→ What you have to do
From the listing, extract the lines between the line holding "scroll-down-icon[interactable]: ▼ [255,463,272,480]" and the line holding "folder-icon [80,171,94,185]", inclusive, and reproduce them without any change.

(Gathered data entries)
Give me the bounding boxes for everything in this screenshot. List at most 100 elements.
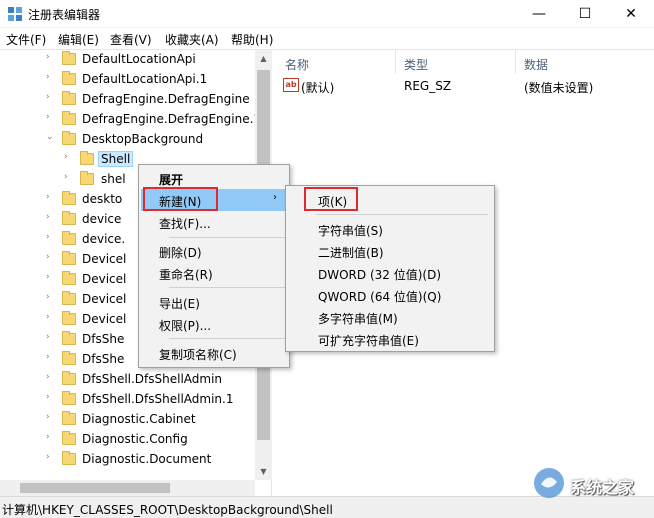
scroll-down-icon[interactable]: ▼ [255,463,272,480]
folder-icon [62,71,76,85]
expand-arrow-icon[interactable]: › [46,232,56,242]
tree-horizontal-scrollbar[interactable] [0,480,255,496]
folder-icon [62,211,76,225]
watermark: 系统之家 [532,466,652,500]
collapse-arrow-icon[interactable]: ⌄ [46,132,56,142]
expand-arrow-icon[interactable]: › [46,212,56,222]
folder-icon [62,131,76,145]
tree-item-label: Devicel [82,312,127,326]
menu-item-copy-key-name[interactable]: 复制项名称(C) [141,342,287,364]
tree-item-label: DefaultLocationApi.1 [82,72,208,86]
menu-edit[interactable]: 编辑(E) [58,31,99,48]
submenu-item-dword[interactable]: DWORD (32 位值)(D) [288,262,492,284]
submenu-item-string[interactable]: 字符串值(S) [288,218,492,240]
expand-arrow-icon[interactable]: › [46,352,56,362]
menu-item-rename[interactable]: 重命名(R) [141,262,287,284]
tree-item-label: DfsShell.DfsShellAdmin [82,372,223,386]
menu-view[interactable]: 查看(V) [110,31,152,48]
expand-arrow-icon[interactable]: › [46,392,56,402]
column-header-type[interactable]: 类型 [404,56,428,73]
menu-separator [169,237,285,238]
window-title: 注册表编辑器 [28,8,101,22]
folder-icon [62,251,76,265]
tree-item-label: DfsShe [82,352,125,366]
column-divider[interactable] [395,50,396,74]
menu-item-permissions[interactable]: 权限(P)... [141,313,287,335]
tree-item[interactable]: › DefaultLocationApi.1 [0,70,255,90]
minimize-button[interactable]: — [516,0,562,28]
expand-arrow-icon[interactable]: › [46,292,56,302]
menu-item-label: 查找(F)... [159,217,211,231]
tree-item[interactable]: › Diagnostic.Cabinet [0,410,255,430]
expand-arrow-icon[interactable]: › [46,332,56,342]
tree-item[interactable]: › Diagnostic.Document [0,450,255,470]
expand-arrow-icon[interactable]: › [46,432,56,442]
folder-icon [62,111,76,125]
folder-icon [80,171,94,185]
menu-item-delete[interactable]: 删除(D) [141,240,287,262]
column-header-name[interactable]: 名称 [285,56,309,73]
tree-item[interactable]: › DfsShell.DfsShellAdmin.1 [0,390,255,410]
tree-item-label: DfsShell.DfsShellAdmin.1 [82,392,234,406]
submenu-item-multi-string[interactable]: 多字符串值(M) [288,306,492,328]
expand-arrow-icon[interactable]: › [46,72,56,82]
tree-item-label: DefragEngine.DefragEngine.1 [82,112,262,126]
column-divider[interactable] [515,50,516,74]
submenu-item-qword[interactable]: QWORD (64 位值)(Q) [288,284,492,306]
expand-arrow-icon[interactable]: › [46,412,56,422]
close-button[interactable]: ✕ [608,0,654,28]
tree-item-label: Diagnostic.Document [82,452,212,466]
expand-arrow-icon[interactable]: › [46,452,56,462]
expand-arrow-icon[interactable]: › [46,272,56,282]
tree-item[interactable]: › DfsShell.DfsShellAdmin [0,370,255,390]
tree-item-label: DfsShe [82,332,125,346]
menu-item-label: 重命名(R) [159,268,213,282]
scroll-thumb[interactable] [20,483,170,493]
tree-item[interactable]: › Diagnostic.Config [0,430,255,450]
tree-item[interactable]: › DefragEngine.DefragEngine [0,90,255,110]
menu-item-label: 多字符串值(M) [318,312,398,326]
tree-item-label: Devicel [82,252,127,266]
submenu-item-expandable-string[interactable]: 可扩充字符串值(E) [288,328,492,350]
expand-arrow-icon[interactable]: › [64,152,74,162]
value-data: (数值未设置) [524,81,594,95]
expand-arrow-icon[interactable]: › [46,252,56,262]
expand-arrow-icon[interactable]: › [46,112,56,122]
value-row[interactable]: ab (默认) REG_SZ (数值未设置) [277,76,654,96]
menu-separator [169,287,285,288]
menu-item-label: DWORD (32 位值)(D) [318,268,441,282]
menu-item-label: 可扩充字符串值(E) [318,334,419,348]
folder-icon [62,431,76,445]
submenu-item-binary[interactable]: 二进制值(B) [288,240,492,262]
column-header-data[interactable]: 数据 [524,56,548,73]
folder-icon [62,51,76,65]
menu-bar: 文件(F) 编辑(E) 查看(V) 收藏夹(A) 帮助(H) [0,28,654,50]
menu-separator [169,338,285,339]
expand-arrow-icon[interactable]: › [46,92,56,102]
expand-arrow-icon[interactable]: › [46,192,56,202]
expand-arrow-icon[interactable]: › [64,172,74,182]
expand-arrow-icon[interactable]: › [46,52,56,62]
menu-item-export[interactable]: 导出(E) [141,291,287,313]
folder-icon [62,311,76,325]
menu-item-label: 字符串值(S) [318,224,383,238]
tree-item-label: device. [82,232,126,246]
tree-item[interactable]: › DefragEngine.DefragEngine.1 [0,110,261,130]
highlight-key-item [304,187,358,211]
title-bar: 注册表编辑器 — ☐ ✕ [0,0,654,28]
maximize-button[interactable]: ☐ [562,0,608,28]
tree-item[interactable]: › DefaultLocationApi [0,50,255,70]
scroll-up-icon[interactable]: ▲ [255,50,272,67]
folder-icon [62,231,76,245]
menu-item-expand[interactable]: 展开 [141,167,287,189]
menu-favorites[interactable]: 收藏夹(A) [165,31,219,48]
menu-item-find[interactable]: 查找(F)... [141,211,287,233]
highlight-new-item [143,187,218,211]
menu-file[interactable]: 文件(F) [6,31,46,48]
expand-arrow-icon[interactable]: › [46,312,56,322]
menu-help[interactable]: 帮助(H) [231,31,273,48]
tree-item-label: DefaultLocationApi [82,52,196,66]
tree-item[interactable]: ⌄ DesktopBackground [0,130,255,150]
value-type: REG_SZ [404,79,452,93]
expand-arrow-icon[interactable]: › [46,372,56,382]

→ Answer for this exercise
scroll-down-icon[interactable]: ▼ [255,463,272,480]
folder-icon [62,71,76,85]
expand-arrow-icon[interactable]: › [46,232,56,242]
tree-horizontal-scrollbar[interactable] [0,480,255,496]
folder-icon [62,211,76,225]
watermark: 系统之家 [532,466,652,500]
collapse-arrow-icon[interactable]: ⌄ [46,132,56,142]
expand-arrow-icon[interactable]: › [46,212,56,222]
folder-icon [62,131,76,145]
tree-item-label: Devicel [82,312,127,326]
menu-item-copy-key-name[interactable]: 复制项名称(C) [141,342,287,364]
tree-item-label: DefaultLocationApi.1 [82,72,208,86]
menu-edit[interactable]: 编辑(E) [58,31,99,48]
submenu-item-dword[interactable]: DWORD (32 位值)(D) [288,262,492,284]
submenu-item-string[interactable]: 字符串值(S) [288,218,492,240]
expand-arrow-icon[interactable]: › [46,352,56,362]
menu-item-rename[interactable]: 重命名(R) [141,262,287,284]
tree-item-label: DfsShell.DfsShellAdmin [82,372,223,386]
menu-view[interactable]: 查看(V) [110,31,152,48]
expand-arrow-icon[interactable]: › [46,392,56,402]
column-header-type[interactable]: 类型 [404,56,428,73]
menu-separator [169,237,285,238]
window-title: 注册表编辑器 [28,8,101,22]
folder-icon [62,251,76,265]
tree-item-label: DfsShe [82,352,125,366]
column-divider[interactable] [395,50,396,74]
menu-item-permissions[interactable]: 权限(P)... [141,313,287,335]
tree-item[interactable]: › DefaultLocationApi.1 [0,70,255,90]
minimize-button[interactable]: — [516,0,562,28]
expand-arrow-icon[interactable]: › [46,292,56,302]
menu-item-label: 查找(F)... [159,217,211,231]
tree-item[interactable]: › Diagnostic.Cabinet [0,410,255,430]
expand-arrow-icon[interactable]: › [46,332,56,342]
tree-item[interactable]: › Diagnostic.Document [0,450,255,470]
expand-arrow-icon[interactable]: › [46,432,56,442]
folder-icon [62,111,76,125]
folder-icon [80,171,94,185]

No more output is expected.